═════ Data extract
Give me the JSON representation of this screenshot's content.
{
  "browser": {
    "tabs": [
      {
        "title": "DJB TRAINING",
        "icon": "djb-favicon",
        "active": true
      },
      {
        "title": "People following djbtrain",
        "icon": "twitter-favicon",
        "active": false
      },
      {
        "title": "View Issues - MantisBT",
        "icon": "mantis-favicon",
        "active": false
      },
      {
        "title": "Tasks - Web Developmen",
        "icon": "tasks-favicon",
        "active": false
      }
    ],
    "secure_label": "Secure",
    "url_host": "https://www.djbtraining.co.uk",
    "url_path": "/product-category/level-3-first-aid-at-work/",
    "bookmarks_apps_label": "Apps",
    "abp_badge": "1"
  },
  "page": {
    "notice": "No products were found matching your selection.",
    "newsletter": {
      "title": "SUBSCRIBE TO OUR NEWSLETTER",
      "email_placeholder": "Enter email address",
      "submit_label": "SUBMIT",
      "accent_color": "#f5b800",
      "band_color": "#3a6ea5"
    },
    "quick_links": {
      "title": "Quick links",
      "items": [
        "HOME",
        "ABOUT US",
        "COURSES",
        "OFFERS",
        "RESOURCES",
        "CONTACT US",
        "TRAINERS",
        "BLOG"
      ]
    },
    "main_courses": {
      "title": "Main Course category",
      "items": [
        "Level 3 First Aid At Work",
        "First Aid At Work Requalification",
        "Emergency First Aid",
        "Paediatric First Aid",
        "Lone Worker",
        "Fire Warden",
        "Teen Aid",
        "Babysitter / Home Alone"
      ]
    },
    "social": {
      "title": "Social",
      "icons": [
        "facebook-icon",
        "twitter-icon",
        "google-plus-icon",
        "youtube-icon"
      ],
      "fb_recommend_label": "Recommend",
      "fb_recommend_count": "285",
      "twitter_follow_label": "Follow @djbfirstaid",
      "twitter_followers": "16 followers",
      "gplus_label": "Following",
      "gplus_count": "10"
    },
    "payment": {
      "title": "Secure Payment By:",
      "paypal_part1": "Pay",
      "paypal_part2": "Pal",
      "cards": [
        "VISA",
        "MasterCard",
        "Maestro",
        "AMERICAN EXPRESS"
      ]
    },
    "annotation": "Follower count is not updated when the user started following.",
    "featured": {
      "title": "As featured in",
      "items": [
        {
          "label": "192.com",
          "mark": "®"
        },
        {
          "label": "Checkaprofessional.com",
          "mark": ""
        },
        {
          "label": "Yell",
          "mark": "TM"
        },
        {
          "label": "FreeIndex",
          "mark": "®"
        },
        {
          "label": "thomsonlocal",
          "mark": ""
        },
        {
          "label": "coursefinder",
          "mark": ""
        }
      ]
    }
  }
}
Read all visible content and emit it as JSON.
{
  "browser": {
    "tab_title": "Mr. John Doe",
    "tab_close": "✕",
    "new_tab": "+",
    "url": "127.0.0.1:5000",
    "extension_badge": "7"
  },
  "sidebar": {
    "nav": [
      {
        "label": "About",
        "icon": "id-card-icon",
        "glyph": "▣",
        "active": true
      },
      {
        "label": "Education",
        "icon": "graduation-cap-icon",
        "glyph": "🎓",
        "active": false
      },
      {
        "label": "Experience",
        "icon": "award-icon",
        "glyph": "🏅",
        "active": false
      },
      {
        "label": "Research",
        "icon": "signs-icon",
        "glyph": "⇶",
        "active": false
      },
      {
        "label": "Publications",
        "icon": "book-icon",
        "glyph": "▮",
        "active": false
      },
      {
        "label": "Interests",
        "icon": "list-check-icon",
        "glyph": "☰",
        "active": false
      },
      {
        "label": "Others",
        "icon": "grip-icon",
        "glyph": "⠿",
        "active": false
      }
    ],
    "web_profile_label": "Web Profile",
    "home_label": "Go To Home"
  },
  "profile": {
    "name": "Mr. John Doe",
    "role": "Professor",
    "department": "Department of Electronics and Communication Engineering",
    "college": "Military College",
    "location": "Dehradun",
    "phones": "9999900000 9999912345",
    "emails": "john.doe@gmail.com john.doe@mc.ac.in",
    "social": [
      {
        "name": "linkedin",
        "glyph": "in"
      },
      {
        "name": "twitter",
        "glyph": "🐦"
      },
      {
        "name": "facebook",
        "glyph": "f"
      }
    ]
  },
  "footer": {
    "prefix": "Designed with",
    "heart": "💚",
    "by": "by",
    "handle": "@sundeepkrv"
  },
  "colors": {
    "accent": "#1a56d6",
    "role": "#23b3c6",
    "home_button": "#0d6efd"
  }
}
══════════
Write out the complete set of records exactly as given.

Give me the JSON representation of this screenshot's content.
{
  "browser": {
    "tabs": [
      {
        "title": "DJB TRAINING",
        "icon": "djb-favicon",
        "active": true
      },
      {
        "title": "People following djbtrain",
        "icon": "twitter-favicon",
        "active": false
      },
      {
        "title": "View Issues - MantisBT",
        "icon": "mantis-favicon",
        "active": false
      },
      {
        "title": "Tasks - Web Developmen",
        "icon": "tasks-favicon",
        "active": false
      }
    ],
    "secure_label": "Secure",
    "url_host": "https://www.djbtraining.co.uk",
    "url_path": "/product-category/level-3-first-aid-at-work/",
    "bookmarks_apps_label": "Apps",
    "abp_badge": "1"
  },
  "page": {
    "notice": "No products were found matching your selection.",
    "newsletter": {
      "title": "SUBSCRIBE TO OUR NEWSLETTER",
      "email_placeholder": "Enter email address",
      "submit_label": "SUBMIT",
      "accent_color": "#f5b800",
      "band_color": "#3a6ea5"
    },
    "quick_links": {
      "title": "Quick links",
      "items": [
        "HOME",
        "ABOUT US",
        "COURSES",
        "OFFERS",
        "RESOURCES",
        "CONTACT US",
        "TRAINERS",
        "BLOG"
      ]
    },
    "main_courses": {
      "title": "Main Course category",
      "items": [
        "Level 3 First Aid At Work",
        "First Aid At Work Requalification",
        "Emergency First Aid",
        "Paediatric First Aid",
        "Lone Worker",
        "Fire Warden",
        "Teen Aid",
        "Babysitter / Home Alone"
      ]
    },
    "social": {
      "title": "Social",
      "icons": [
        "facebook-icon",
        "twitter-icon",
        "google-plus-icon",
        "youtube-icon"
      ],
      "fb_recommend_label": "Recommend",
      "fb_recommend_count": "285",
      "twitter_follow_label": "Follow @djbfirstaid",
      "twitter_followers": "16 followers",
      "gplus_label": "Following",
      "gplus_count": "10"
    },
    "payment": {
      "title": "Secure Payment By:",
      "paypal_part1": "Pay",
      "paypal_part2": "Pal",
      "cards": [
        "VISA",
        "MasterCard",
        "Maestro",
        "AMERICAN EXPRESS"
      ]
    },
    "annotation": "Follower count is not updated when the user started following.",
    "featured": {
      "title": "As featured in",
      "items": [
        {
          "label": "192.com",
          "mark": "®"
        },
        {
          "label": "Checkaprofessional.com",
          "mark": ""
        },
        {
          "label": "Yell",
          "mark": "TM"
        },
        {
          "label": "FreeIndex",
          "mark": "®"
        },
        {
          "label": "thomsonlocal",
          "mark": ""
        },
        {
          "label": "coursefinder",
          "mark": ""
        }
      ]
    }
  }
}
Read all visible content and emit it as JSON.
{
  "browser": {
    "tab_title": "Mr. John Doe",
    "tab_close": "✕",
    "new_tab": "+",
    "url": "127.0.0.1:5000",
    "extension_badge": "7"
  },
  "sidebar": {
    "nav": [
      {
        "label": "About",
        "icon": "id-card-icon",
        "glyph": "▣",
        "active": true
      },
      {
        "label": "Education",
        "icon": "graduation-cap-icon",
        "glyph": "🎓",
        "active": false
      },
      {
        "label": "Experience",
        "icon": "award-icon",
        "glyph": "🏅",
        "active": false
      },
      {
        "label": "Research",
        "icon": "signs-icon",
        "glyph": "⇶",
        "active": false
      },
      {
        "label": "Publications",
        "icon": "book-icon",
        "glyph": "▮",
        "active": false
      },
      {
        "label": "Interests",
        "icon": "list-check-icon",
        "glyph": "☰",
        "active": false
      },
      {
        "label": "Others",
        "icon": "grip-icon",
        "glyph": "⠿",
        "active": false
      }
    ],
    "web_profile_label": "Web Profile",
    "home_label": "Go To Home"
  },
  "profile": {
    "name": "Mr. John Doe",
    "role": "Professor",
    "department": "Department of Electronics and Communication Engineering",
    "college": "Military College",
    "location": "Dehradun",
    "phones": "9999900000 9999912345",
    "emails": "john.doe@gmail.com john.doe@mc.ac.in",
    "social": [
      {
        "name": "linkedin",
        "glyph": "in"
      },
      {
        "name": "twitter",
        "glyph": "🐦"
      },
      {
        "name": "facebook",
        "glyph": "f"
      }
    ]
  },
  "footer": {
    "prefix": "Designed with",
    "heart": "💚",
    "by": "by",
    "handle": "@sundeepkrv"
  },
  "colors": {
    "accent": "#1a56d6",
    "role": "#23b3c6",
    "home_button": "#0d6efd"
  }
}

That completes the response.